(Directive):
Figure out how many lines of the material below contain the word "increment". Answer with the number only.

• • • •

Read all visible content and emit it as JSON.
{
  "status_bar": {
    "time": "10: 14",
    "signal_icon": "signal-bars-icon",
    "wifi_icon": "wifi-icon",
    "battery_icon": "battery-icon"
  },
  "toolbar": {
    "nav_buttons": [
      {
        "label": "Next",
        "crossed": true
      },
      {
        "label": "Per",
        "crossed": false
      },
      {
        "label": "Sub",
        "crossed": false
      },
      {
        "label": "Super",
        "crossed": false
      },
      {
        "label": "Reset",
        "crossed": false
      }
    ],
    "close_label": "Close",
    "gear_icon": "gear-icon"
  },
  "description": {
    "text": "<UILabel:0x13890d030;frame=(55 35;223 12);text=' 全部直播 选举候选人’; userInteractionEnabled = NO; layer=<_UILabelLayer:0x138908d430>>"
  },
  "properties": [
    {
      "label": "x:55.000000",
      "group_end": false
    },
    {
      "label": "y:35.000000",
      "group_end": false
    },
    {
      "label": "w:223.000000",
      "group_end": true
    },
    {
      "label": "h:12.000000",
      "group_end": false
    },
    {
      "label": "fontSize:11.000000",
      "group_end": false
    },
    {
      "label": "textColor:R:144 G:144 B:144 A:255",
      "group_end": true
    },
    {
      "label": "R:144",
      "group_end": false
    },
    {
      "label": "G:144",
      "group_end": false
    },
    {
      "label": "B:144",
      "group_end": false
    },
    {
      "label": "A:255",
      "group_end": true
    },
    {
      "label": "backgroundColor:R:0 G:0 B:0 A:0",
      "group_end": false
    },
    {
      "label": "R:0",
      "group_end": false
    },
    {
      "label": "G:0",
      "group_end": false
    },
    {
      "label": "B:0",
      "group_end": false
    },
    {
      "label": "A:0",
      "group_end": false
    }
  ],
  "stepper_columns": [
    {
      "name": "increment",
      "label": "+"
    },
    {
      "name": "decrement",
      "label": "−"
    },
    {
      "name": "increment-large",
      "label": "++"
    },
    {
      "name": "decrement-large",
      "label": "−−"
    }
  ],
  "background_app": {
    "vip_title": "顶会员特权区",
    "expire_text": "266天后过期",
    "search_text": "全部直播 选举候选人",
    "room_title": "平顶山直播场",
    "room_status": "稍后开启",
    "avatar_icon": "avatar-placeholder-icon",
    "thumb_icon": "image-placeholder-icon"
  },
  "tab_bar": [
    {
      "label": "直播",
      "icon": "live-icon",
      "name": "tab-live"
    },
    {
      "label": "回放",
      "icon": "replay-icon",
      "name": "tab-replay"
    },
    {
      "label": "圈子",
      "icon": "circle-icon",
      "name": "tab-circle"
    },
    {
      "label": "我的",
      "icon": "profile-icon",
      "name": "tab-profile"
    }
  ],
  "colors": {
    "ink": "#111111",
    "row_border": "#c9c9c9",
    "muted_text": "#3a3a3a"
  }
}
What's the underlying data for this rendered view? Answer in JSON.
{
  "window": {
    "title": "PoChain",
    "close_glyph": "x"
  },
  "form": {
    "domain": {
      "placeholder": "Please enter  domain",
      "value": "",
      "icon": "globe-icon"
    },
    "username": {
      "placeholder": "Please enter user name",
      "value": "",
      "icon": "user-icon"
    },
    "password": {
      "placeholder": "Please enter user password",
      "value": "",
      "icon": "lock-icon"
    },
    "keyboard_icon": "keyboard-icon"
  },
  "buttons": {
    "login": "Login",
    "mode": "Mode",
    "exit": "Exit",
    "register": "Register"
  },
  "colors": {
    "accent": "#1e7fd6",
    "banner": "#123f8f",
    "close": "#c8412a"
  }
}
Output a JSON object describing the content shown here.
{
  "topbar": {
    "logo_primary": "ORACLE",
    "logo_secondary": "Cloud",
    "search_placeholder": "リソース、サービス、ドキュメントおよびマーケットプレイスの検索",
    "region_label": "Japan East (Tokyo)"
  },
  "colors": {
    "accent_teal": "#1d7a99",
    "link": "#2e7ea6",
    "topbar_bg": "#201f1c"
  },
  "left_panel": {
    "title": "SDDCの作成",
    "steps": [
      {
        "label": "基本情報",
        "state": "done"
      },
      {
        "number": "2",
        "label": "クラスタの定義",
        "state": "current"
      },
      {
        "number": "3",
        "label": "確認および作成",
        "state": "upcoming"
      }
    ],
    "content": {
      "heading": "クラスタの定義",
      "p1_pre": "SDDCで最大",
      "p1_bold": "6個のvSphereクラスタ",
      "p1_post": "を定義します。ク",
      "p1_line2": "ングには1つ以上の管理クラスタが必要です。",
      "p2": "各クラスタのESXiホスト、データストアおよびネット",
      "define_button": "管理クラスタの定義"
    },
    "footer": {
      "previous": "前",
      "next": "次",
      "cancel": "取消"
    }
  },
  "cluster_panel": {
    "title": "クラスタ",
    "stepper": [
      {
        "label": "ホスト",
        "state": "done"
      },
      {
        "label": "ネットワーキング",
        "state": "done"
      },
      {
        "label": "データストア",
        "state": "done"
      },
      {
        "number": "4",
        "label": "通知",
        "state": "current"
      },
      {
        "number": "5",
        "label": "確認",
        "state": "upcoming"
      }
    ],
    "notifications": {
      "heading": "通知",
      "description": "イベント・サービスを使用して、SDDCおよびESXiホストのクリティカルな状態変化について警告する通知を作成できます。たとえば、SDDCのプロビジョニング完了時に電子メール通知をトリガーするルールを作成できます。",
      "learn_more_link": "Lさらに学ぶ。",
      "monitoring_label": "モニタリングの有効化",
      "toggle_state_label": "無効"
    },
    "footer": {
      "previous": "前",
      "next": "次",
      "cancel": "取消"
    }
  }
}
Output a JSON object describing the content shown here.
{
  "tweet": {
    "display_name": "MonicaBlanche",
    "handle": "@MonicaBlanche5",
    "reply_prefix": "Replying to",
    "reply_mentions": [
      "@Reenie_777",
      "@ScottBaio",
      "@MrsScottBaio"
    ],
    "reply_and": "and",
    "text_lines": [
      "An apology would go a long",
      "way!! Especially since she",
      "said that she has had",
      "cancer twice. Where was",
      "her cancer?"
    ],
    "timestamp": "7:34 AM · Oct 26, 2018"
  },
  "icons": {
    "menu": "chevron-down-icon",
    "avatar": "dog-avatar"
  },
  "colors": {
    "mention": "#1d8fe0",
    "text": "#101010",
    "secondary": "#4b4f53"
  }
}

• • • •

(Finished task):
2